* Given task
Search the material below for the string "view" and list each line that holds it.

►

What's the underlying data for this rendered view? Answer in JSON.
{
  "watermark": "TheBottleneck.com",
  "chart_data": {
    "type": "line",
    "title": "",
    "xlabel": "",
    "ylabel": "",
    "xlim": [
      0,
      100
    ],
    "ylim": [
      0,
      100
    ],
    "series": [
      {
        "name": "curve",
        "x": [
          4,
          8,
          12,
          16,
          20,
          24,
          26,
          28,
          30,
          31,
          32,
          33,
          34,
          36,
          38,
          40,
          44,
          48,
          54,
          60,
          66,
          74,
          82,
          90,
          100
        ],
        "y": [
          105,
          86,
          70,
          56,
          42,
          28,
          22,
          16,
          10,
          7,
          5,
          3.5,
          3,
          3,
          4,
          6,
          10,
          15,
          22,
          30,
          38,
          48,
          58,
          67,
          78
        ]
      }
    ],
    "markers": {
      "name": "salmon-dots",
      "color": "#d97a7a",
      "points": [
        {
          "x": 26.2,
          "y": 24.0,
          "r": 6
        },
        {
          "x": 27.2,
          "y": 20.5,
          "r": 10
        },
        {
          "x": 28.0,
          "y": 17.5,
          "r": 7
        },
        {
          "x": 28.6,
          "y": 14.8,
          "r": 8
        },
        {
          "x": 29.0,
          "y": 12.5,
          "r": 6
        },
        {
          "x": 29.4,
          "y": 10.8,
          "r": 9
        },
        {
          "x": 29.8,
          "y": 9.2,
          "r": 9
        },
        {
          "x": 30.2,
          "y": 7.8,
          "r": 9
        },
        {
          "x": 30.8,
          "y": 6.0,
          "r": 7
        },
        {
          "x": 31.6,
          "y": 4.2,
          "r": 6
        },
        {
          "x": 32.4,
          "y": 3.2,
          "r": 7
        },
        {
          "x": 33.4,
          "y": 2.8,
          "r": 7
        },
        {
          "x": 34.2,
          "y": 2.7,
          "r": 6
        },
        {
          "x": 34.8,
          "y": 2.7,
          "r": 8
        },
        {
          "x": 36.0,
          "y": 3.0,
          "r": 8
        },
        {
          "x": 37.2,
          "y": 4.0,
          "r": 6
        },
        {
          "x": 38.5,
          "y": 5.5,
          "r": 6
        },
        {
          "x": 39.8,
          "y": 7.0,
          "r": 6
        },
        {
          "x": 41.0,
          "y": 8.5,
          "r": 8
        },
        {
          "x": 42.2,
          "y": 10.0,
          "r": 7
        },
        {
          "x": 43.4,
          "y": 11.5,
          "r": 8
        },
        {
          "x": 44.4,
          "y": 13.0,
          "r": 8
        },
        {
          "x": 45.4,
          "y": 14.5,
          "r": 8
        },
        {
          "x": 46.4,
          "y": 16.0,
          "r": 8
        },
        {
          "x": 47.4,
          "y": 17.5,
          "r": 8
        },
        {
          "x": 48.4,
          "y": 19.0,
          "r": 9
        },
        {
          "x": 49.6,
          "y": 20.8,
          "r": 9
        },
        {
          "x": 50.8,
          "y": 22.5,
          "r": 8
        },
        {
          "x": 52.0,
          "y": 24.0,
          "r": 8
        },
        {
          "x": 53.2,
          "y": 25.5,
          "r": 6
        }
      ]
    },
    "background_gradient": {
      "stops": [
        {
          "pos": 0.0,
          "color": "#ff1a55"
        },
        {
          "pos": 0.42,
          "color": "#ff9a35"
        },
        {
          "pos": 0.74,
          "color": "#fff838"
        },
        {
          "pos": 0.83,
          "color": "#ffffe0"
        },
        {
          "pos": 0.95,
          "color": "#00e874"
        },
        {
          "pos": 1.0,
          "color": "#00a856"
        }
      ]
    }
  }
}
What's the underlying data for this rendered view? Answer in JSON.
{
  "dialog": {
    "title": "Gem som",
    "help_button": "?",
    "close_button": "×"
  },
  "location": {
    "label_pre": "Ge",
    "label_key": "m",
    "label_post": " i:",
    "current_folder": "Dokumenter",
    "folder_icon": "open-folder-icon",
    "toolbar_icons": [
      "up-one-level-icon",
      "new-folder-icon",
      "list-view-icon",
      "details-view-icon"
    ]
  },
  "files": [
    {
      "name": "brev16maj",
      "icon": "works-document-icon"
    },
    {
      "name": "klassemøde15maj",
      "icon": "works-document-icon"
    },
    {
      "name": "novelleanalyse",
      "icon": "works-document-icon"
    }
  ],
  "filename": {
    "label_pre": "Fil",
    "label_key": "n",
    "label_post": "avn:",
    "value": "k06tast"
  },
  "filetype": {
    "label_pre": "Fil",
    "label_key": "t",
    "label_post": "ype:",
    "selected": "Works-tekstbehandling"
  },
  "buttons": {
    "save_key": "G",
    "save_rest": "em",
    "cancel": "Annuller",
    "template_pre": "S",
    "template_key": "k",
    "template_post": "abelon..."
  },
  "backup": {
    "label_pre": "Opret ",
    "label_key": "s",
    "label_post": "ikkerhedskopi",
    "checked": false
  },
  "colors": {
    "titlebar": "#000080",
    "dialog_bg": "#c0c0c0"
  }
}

◄

* Reply
What's the underlying data for this rendered view? Answer in JSON.
What's the underlying data for this rendered view? Answer in JSON.
      "list-view-icon",
      "details-view-icon"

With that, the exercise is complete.